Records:
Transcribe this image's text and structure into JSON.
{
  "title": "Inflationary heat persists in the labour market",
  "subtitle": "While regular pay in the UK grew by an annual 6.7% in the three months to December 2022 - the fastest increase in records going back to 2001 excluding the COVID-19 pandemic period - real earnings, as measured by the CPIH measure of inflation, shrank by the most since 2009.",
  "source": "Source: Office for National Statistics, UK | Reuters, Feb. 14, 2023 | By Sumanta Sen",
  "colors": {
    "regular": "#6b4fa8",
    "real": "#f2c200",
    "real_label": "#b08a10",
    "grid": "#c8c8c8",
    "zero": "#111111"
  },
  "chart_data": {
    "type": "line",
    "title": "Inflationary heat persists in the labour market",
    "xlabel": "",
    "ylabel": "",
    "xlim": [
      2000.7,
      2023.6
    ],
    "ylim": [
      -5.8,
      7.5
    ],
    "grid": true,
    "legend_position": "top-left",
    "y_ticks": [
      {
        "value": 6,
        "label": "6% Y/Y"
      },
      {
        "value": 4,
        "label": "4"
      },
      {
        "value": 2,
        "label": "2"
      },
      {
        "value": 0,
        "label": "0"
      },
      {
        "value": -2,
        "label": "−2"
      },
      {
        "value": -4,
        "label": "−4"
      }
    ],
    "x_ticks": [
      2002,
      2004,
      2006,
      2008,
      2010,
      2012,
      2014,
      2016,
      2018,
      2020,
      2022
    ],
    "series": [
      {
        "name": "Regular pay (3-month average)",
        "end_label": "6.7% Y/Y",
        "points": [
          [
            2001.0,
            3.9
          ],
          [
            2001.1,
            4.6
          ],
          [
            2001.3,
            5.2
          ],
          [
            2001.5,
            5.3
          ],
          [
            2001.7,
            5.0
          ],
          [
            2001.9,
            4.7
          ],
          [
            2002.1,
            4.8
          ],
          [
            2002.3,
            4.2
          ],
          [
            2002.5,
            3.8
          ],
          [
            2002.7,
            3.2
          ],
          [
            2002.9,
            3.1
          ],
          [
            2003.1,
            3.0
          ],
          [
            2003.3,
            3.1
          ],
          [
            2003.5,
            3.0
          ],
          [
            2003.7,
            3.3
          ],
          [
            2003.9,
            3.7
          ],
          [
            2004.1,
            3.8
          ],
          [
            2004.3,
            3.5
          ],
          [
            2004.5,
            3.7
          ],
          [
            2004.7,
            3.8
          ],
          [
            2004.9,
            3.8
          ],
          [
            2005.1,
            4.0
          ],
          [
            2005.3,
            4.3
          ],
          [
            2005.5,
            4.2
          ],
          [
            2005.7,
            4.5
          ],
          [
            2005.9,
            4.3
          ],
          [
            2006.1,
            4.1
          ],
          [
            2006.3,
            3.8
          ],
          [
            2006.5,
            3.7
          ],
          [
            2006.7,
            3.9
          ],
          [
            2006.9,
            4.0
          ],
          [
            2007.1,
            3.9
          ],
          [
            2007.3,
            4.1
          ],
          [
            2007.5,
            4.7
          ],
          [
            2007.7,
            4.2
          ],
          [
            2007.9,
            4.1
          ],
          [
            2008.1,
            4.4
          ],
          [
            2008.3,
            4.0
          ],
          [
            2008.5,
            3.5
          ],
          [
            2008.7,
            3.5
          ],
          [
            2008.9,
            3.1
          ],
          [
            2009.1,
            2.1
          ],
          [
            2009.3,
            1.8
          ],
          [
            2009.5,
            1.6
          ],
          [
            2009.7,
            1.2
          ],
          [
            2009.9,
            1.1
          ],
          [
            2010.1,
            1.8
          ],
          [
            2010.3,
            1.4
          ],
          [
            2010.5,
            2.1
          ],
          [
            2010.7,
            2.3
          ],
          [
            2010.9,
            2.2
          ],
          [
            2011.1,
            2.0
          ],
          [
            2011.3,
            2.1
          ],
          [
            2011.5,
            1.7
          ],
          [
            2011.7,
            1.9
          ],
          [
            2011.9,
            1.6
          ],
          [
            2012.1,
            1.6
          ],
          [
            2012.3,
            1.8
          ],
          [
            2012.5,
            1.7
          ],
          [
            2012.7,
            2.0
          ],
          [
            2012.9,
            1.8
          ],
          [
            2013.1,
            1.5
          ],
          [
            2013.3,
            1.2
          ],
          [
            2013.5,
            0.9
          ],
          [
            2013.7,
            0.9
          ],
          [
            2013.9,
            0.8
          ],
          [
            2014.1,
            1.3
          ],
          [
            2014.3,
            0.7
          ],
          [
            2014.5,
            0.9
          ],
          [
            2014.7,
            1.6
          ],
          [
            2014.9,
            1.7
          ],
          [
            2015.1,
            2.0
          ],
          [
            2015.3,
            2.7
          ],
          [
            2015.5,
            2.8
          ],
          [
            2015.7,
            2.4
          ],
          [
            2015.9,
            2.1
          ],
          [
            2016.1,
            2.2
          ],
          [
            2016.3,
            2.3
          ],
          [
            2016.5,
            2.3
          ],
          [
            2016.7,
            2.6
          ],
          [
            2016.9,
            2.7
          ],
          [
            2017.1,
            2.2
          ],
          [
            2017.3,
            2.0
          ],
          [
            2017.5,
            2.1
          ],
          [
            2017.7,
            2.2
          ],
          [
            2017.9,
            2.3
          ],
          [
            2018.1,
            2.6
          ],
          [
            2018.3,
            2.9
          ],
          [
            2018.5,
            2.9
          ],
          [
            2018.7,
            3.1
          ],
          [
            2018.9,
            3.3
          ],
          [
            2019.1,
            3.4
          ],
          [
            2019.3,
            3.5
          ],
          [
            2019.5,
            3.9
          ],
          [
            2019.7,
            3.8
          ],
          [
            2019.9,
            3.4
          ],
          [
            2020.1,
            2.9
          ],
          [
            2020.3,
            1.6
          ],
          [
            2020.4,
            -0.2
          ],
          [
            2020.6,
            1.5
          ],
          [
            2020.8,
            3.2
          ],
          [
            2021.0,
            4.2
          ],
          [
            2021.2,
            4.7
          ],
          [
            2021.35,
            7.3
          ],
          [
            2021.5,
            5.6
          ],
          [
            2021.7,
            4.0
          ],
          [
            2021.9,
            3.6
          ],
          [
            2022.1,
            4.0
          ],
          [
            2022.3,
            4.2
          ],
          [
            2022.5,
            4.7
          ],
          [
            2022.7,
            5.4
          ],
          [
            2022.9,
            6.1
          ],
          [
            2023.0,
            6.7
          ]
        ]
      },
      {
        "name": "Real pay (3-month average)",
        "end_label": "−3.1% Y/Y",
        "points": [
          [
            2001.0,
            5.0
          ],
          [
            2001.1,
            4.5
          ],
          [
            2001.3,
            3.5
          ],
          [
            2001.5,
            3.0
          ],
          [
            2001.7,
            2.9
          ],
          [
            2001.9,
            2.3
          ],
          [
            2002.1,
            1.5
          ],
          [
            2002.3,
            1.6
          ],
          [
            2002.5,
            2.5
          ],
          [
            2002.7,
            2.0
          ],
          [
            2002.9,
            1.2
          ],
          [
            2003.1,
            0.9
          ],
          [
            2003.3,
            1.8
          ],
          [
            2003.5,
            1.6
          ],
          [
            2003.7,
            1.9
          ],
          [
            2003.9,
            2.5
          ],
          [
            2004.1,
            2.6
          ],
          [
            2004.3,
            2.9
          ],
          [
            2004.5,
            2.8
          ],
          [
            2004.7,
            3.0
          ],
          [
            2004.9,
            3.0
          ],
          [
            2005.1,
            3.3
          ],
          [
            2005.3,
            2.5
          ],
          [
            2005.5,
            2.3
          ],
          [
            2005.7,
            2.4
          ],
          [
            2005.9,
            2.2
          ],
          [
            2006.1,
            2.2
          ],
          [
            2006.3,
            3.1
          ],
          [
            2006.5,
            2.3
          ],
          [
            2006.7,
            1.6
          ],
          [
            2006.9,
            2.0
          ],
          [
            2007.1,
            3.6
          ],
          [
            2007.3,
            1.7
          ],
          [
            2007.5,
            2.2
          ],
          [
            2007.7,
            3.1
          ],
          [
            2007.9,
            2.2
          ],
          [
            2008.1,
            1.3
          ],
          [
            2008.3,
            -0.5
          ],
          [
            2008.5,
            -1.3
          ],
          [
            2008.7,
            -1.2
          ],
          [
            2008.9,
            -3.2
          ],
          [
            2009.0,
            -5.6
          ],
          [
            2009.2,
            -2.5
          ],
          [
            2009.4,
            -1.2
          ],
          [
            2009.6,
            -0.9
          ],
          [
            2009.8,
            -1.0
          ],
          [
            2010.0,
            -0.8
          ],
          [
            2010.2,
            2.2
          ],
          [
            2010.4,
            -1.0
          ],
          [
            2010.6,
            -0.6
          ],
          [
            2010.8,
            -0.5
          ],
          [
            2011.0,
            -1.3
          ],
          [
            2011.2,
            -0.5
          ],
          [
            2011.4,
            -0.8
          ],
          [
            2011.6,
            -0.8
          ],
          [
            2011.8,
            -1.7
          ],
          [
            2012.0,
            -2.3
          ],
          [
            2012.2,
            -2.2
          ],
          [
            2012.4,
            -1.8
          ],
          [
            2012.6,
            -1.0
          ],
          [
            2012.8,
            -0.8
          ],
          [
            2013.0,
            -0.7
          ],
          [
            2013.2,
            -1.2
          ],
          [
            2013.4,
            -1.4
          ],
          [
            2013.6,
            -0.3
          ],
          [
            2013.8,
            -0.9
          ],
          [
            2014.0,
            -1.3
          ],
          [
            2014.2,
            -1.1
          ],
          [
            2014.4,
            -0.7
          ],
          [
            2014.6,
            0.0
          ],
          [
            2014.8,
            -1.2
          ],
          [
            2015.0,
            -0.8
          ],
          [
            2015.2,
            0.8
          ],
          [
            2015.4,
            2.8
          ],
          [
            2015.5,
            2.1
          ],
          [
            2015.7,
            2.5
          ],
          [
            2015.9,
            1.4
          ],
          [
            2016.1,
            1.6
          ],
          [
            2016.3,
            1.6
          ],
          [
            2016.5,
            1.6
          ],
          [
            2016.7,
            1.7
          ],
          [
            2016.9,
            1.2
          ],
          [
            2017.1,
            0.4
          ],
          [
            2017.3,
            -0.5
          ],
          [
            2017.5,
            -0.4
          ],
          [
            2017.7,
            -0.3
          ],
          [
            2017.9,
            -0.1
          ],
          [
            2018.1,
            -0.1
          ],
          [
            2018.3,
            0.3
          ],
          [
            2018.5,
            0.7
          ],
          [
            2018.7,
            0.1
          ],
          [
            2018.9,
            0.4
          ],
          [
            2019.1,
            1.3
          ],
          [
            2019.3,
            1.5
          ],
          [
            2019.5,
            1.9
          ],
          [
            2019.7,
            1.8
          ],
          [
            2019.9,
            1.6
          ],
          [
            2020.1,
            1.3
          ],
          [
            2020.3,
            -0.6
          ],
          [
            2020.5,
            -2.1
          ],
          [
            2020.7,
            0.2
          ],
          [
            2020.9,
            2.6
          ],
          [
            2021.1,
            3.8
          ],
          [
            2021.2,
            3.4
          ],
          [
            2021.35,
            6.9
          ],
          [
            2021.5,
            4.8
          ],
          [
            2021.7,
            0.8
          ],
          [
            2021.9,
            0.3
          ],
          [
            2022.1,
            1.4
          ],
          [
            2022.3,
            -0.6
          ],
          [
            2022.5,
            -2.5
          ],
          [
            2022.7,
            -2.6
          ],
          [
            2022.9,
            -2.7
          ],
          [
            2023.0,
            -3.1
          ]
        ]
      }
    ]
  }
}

### [Work to be completed]
Read through the lines above and collect those that contain the string "average".

### [The response]
        "name": "Regular pay (3-month average)",
        "name": "Real pay (3-month average)",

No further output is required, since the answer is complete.